- **WHAT THE EXERCISE ASKS**:
Scan the data below for the string "stuurwiel". Copy every line where it appears.

-------------------------

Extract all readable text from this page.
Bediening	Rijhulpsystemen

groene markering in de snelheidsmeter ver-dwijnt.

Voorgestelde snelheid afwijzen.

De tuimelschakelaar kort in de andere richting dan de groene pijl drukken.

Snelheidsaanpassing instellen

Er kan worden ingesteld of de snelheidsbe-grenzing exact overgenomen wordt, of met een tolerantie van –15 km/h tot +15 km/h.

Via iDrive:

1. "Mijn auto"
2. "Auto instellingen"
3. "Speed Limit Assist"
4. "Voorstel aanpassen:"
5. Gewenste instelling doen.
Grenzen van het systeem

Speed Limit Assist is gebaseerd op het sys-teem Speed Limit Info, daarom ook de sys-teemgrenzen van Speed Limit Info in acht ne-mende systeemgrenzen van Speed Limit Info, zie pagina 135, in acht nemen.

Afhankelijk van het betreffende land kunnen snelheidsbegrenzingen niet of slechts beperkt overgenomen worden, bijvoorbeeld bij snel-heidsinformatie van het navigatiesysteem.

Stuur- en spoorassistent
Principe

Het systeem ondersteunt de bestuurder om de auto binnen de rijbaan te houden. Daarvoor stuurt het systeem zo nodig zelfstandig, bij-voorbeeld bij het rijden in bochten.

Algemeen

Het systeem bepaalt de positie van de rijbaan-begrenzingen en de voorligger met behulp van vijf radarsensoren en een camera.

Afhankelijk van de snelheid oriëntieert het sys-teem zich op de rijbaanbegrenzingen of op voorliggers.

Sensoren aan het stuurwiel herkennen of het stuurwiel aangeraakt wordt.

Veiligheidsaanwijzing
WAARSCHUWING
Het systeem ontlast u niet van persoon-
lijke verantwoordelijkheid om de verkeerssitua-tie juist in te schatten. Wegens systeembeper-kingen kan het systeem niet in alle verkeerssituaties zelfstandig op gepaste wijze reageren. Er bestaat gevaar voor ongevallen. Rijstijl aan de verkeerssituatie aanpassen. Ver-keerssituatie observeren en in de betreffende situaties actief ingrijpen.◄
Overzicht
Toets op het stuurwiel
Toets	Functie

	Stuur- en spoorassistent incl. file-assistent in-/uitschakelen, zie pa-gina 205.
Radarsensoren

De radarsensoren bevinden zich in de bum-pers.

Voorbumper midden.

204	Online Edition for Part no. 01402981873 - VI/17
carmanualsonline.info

-------------------------

- **RESULT**:
Sensoren aan het stuurwiel herkennen of het stuurwiel aangeraakt wordt.
Toets op het stuurwiel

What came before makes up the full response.